[GIVEN EXERCISE] Reproduce each line of the listing exactly.

Extracts from a graphics dataset:
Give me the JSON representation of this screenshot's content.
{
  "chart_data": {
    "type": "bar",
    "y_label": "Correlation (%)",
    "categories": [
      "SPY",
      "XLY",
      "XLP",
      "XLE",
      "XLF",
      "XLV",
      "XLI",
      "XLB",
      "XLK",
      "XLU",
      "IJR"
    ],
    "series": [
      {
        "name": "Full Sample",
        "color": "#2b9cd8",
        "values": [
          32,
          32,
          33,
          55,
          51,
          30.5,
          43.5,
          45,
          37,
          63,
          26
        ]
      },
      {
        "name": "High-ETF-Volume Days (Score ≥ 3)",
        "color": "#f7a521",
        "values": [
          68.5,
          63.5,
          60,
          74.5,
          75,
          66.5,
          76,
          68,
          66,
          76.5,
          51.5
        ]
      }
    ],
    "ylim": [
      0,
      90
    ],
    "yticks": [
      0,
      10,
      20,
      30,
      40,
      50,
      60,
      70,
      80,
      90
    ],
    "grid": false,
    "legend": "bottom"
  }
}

[RESULT OF THE EXERCISE]
Give me the JSON representation of this screenshot's content.
{
  "chart_data": {
    "type": "bar",
    "y_label": "Correlation (%)",
    "categories": [
      "SPY",
      "XLY",
      "XLP",
      "XLE",
      "XLF",
      "XLV",
      "XLI",
      "XLB",
      "XLK",
      "XLU",
      "IJR"
    ],
    "series": [
      {
        "name": "Full Sample",
        "color": "#2b9cd8",
        "values": [
          32,
          32,
          33,
          55,
          51,
          30.5,
          43.5,
          45,
          37,
          63,
          26
        ]
      },
      {
        "name": "High-ETF-Volume Days (Score ≥ 3)",
        "color": "#f7a521",
        "values": [
          68.5,
          63.5,
          60,
          74.5,
          75,
          66.5,
          76,
          68,
          66,
          76.5,
          51.5
        ]
      }
    ],
    "ylim": [
      0,
      90
    ],
    "yticks": [
      0,
      10,
      20,
      30,
      40,
      50,
      60,
      70,
      80,
      90
    ],
    "grid": false,
    "legend": "bottom"
  }
}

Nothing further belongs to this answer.